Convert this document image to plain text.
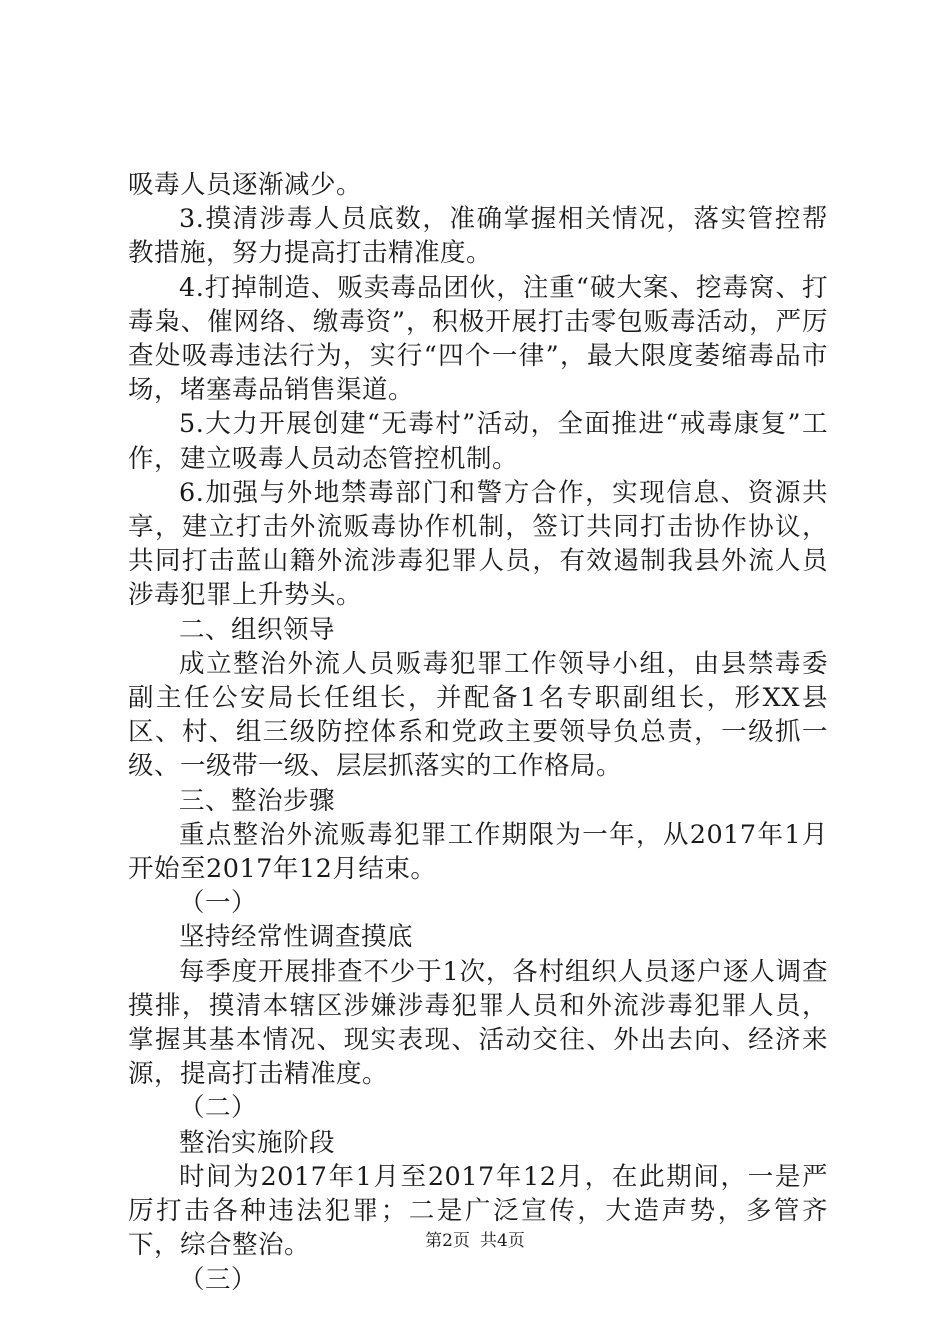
吸毒人员逐渐减少。

3.摸清涉毒人员底数，准确掌握相关情况，落实管控帮教措施，努力提高打击精准度。

4.打掉制造、贩卖毒品团伙，注重“破大案、挖毒窝、打毒枭、催网络、缴毒资”，积极开展打击零包贩毒活动，严厉查处吸毒违法行为，实行“四个一律”，最大限度萎缩毒品市场，堵塞毒品销售渠道。

5.大力开展创建“无毒村”活动，全面推进“戒毒康复”工作，建立吸毒人员动态管控机制。

6.加强与外地禁毒部门和警方合作，实现信息、资源共享，建立打击外流贩毒协作机制，签订共同打击协作协议，共同打击蓝山籍外流涉毒犯罪人员，有效遏制我县外流人员涉毒犯罪上升势头。

二、组织领导

成立整治外流人员贩毒犯罪工作领导小组，由县禁毒委副主任公安局长任组长，并配备1名专职副组长，形XX县区、村、组三级防控体系和党政主要领导负总责，一级抓一级、一级带一级、层层抓落实的工作格局。

三、整治步骤

重点整治外流贩毒犯罪工作期限为一年，从2017年1月开始至2017年12月结束。

（一）

坚持经常性调查摸底

每季度开展排查不少于1次，各村组织人员逐户逐人调查摸排，摸清本辖区涉嫌涉毒犯罪人员和外流涉毒犯罪人员，掌握其基本情况、现实表现、活动交往、外出去向、经济来源，提高打击精准度。

（二）

整治实施阶段

时间为2017年1月至2017年12月，在此期间，一是严厉打击各种违法犯罪；二是广泛宣传，大造声势，多管齐下，综合整治。

（三）

第2页 共4页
══════════
> _Exercise_: Reproduce the material above verbatim; omit every picture.

> _Expected answer_:
Convert this document image to plain text.
吸毒人员逐渐减少。

3.摸清涉毒人员底数，准确掌握相关情况，落实管控帮教措施，努力提高打击精准度。

4.打掉制造、贩卖毒品团伙，注重“破大案、挖毒窝、打毒枭、催网络、缴毒资”，积极开展打击零包贩毒活动，严厉查处吸毒违法行为，实行“四个一律”，最大限度萎缩毒品市场，堵塞毒品销售渠道。

5.大力开展创建“无毒村”活动，全面推进“戒毒康复”工作，建立吸毒人员动态管控机制。

6.加强与外地禁毒部门和警方合作，实现信息、资源共享，建立打击外流贩毒协作机制，签订共同打击协作协议，共同打击蓝山籍外流涉毒犯罪人员，有效遏制我县外流人员涉毒犯罪上升势头。

二、组织领导

成立整治外流人员贩毒犯罪工作领导小组，由县禁毒委副主任公安局长任组长，并配备1名专职副组长，形XX县区、村、组三级防控体系和党政主要领导负总责，一级抓一级、一级带一级、层层抓落实的工作格局。

三、整治步骤

重点整治外流贩毒犯罪工作期限为一年，从2017年1月开始至2017年12月结束。

（一）

坚持经常性调查摸底

每季度开展排查不少于1次，各村组织人员逐户逐人调查摸排，摸清本辖区涉嫌涉毒犯罪人员和外流涉毒犯罪人员，掌握其基本情况、现实表现、活动交往、外出去向、经济来源，提高打击精准度。

（二）

整治实施阶段

时间为2017年1月至2017年12月，在此期间，一是严厉打击各种违法犯罪；二是广泛宣传，大造声势，多管齐下，综合整治。

（三）

第2页 共4页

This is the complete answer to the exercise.